* **RECORDED INFORMATION**:
═══
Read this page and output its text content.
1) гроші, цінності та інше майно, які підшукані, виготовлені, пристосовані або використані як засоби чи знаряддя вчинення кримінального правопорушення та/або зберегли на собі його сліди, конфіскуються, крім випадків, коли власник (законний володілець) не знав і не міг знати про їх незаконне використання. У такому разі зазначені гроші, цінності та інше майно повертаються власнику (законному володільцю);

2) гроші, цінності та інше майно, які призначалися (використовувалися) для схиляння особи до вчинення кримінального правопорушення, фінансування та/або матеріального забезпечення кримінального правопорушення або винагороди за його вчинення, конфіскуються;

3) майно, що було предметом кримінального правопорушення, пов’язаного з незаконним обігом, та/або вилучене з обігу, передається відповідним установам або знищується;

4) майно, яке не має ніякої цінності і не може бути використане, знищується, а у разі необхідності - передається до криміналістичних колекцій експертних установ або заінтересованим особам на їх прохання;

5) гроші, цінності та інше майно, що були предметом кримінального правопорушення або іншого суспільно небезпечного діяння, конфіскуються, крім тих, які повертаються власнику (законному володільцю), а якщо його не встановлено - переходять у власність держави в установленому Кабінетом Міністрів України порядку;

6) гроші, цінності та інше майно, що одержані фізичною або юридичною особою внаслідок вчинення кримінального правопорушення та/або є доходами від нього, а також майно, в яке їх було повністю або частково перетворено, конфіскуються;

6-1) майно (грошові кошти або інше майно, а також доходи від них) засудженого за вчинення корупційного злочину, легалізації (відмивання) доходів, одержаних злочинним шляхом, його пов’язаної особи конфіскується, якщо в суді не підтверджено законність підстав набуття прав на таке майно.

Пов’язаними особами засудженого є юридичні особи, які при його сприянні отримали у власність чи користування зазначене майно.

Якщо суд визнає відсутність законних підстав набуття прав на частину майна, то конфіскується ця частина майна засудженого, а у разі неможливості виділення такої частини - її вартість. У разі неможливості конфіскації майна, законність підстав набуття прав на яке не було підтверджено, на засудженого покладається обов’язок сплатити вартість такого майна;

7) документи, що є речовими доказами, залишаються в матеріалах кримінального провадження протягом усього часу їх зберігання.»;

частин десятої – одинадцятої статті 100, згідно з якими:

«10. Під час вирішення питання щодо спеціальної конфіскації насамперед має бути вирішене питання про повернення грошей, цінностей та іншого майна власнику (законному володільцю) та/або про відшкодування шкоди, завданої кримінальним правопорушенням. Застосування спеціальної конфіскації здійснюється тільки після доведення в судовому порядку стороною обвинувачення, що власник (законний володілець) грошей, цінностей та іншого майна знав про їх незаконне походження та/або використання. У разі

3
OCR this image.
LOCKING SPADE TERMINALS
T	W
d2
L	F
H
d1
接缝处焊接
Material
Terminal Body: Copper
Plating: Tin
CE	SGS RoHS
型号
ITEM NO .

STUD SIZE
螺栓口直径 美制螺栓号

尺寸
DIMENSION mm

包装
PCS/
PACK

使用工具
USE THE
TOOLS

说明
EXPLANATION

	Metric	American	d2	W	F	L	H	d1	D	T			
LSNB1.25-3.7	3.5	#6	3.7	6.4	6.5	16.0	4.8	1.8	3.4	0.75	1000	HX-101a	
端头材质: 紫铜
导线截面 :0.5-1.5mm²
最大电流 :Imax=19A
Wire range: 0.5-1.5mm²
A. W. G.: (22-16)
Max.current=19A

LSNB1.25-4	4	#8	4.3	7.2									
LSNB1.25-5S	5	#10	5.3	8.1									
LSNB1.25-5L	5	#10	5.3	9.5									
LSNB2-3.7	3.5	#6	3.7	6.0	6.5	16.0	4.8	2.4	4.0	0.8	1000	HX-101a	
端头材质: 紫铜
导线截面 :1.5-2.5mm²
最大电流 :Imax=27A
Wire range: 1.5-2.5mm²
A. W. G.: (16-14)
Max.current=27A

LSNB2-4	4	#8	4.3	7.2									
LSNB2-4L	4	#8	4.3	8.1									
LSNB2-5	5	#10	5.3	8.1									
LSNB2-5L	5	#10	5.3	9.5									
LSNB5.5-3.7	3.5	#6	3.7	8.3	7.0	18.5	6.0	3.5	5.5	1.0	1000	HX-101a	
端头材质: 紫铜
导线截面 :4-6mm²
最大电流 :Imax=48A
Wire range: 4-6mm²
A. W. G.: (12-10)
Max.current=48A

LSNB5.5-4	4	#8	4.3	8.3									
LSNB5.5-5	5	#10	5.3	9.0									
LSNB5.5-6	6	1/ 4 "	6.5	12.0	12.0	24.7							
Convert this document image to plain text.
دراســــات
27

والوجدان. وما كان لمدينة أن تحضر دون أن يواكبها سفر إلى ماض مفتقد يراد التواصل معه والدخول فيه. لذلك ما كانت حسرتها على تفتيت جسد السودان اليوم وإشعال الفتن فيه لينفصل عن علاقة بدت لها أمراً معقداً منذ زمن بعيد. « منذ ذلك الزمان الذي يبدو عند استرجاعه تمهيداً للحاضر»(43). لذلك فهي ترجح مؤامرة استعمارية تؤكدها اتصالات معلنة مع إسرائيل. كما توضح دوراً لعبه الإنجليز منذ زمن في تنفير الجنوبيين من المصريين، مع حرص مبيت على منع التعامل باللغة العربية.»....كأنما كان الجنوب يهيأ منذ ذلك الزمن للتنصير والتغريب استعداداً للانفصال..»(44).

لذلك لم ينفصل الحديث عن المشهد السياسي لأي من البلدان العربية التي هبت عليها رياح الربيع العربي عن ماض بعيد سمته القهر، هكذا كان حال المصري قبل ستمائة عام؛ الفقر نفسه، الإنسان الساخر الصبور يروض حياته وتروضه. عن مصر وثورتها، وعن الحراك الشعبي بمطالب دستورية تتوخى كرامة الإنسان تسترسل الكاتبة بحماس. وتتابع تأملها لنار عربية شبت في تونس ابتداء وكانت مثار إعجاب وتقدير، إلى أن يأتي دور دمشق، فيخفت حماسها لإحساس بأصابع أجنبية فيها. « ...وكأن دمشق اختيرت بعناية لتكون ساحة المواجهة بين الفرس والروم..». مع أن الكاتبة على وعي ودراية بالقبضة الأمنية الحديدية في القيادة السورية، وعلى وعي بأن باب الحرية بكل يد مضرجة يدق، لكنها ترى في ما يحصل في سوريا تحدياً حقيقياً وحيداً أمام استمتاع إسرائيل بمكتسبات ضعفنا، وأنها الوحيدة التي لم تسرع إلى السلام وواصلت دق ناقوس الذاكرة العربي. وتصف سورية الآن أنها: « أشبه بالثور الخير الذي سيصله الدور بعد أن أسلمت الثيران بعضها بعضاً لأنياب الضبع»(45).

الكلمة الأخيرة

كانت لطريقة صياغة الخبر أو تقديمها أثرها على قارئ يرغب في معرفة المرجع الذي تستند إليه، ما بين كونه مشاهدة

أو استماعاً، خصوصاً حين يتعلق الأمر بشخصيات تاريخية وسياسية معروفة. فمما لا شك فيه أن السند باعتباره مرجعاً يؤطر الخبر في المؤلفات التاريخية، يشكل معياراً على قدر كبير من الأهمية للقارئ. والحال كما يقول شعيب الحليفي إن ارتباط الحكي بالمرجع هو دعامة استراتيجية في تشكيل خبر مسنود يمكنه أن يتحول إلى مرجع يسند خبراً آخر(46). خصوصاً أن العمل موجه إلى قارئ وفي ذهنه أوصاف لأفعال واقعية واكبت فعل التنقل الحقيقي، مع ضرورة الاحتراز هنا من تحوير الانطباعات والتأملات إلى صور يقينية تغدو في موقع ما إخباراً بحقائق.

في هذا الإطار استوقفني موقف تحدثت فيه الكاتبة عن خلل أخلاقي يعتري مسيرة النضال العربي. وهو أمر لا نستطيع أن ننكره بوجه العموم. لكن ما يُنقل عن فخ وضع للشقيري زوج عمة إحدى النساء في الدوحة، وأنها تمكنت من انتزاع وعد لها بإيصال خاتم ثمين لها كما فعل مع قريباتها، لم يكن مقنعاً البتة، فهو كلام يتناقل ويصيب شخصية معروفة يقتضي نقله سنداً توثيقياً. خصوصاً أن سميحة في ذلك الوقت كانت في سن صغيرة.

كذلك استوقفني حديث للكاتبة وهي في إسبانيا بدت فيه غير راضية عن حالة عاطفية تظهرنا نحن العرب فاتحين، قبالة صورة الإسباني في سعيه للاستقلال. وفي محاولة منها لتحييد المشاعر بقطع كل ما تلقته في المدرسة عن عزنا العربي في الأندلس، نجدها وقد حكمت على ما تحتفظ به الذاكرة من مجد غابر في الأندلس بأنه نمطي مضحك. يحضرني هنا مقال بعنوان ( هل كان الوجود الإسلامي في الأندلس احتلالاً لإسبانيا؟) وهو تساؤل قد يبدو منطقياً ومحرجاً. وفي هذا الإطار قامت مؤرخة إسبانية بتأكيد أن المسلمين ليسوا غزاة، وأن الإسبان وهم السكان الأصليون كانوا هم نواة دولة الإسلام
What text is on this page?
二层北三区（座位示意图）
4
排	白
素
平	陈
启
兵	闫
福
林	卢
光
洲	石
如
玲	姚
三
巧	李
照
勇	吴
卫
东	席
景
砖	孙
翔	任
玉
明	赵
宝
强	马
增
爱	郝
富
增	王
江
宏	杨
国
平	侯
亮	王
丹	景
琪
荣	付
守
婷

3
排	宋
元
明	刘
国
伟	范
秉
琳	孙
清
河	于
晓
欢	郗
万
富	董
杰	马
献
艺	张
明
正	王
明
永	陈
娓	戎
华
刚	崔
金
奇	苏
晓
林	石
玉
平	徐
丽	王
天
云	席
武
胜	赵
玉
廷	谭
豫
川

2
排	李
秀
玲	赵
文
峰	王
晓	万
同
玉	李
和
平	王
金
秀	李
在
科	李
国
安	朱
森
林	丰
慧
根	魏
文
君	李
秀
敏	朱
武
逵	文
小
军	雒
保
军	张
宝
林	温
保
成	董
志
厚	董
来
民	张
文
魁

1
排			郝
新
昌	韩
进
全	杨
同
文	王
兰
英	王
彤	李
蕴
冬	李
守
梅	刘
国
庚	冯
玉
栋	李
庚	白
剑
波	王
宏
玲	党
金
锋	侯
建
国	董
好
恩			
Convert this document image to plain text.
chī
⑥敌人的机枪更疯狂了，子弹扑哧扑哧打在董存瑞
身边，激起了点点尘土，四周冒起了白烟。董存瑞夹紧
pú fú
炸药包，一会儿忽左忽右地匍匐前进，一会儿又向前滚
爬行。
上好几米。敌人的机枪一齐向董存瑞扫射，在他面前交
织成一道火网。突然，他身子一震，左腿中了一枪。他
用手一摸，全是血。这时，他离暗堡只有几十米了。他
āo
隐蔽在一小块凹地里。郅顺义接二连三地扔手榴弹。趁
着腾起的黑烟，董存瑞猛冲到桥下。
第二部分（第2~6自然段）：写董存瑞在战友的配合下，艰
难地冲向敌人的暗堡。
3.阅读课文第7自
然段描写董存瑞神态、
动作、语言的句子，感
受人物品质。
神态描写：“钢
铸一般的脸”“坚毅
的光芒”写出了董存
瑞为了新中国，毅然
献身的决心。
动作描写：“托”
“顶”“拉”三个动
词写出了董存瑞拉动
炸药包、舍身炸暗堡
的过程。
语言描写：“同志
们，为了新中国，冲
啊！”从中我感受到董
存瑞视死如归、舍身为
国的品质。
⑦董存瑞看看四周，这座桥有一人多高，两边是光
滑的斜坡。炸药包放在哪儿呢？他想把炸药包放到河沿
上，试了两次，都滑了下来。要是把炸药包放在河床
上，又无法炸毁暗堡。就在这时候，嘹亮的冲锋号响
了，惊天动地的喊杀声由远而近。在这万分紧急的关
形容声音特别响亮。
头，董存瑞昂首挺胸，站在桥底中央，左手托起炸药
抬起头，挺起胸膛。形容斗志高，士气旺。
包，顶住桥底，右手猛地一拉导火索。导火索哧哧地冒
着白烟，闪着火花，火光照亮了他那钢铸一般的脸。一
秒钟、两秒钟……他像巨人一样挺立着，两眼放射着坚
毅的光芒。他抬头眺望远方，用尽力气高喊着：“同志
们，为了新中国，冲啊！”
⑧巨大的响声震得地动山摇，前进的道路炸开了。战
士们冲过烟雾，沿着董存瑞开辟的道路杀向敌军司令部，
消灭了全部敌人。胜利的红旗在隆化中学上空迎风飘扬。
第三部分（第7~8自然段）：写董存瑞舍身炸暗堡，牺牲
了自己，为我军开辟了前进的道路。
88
═══
* **WHAT YOU NEED TO DO**: Gather up every line in the data above that contains the word "Wire", copying each one.

* **WORKED SOLUTION**:
Wire range: 0.5-1.5mm²
Wire range: 1.5-2.5mm²
Wire range: 4-6mm²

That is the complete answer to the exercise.